[WHAT THIS TASK INVOLVES] Collect every line of the listing below that contains the string "logo", treating uppercase and lowercase as different.

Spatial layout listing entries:
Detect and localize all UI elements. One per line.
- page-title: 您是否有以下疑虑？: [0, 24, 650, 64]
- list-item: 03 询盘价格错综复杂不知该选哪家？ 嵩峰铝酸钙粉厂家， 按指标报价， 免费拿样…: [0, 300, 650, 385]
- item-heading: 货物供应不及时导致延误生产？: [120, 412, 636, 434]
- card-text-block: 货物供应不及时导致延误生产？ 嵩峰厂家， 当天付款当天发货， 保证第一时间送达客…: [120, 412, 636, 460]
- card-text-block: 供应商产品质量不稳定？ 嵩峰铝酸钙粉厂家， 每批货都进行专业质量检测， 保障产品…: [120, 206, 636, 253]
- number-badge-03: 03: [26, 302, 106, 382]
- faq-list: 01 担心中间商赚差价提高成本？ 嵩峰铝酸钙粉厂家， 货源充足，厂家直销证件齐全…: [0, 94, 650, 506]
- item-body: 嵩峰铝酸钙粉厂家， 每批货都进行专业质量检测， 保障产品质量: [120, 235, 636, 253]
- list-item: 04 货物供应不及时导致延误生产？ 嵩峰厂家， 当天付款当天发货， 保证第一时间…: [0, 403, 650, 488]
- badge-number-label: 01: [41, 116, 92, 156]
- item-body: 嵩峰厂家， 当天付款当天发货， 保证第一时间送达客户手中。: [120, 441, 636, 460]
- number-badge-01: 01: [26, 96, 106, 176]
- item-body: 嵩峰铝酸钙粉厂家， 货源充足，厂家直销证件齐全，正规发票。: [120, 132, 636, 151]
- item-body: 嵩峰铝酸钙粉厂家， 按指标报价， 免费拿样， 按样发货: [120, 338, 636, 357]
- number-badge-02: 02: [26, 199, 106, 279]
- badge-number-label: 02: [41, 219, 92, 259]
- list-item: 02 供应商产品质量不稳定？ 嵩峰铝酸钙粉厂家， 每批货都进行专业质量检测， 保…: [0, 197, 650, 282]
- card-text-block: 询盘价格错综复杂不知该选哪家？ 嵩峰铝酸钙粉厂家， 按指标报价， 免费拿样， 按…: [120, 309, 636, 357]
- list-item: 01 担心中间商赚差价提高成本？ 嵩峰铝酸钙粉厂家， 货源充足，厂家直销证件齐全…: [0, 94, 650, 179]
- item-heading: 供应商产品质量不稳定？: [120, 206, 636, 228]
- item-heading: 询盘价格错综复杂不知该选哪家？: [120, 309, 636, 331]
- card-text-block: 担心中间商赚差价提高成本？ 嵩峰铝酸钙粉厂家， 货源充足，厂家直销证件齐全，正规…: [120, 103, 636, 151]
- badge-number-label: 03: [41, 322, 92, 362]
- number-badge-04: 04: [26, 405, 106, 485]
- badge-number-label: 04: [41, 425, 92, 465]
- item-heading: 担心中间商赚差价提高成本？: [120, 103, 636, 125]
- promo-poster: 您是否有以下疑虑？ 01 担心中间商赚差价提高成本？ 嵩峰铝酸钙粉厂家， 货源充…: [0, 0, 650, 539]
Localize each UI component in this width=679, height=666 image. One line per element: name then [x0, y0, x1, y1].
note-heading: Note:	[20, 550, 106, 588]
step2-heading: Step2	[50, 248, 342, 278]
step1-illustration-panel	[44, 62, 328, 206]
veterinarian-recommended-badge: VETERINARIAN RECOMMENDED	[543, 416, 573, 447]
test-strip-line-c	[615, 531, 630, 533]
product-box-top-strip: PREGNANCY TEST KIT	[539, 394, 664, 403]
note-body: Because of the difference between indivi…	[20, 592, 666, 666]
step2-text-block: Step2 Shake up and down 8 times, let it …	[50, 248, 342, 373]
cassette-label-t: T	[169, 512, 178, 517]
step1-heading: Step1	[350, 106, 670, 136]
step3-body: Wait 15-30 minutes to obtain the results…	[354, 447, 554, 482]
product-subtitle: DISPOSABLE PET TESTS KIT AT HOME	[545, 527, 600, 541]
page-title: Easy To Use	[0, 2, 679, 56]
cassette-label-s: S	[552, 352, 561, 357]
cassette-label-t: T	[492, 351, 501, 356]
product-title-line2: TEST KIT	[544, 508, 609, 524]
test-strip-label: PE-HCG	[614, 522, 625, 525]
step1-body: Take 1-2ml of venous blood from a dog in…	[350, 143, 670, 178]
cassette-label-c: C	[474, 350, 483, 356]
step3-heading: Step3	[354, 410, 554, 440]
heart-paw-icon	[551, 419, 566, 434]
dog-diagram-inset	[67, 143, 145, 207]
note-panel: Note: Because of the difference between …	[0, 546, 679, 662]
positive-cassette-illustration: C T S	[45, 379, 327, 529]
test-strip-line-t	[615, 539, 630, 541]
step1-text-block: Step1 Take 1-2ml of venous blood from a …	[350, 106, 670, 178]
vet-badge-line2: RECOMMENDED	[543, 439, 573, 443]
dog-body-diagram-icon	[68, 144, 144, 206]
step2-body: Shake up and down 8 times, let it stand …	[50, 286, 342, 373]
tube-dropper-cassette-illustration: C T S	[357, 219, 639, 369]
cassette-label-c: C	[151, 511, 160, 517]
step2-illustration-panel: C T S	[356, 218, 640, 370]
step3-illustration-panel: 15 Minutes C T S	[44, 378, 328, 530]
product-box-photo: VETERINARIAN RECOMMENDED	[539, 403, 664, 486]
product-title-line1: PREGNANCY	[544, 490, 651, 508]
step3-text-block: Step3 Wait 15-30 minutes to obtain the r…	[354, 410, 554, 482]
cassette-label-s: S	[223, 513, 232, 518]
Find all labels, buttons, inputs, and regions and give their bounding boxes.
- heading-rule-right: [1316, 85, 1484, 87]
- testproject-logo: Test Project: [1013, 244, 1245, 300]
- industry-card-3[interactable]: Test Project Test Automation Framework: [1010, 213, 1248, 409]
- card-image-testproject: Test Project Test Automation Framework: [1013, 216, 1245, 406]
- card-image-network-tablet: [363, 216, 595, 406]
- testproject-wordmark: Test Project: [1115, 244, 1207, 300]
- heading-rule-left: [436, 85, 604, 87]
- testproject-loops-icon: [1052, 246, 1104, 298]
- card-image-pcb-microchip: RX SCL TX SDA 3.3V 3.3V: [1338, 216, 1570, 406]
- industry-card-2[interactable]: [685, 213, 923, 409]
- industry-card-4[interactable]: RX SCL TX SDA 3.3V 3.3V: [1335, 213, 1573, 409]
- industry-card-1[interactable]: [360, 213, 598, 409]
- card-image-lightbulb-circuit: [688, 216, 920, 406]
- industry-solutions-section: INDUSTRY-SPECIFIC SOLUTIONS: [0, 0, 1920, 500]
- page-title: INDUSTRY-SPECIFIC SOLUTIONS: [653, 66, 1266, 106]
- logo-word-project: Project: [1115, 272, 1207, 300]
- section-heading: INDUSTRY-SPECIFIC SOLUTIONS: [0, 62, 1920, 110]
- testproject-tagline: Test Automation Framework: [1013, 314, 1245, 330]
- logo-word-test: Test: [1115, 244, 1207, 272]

[SOLUTION TO THIS EXERCISE]
- testproject-logo: Test Project: [1013, 244, 1245, 300]
- logo-word-project: Project: [1115, 272, 1207, 300]
- logo-word-test: Test: [1115, 244, 1207, 272]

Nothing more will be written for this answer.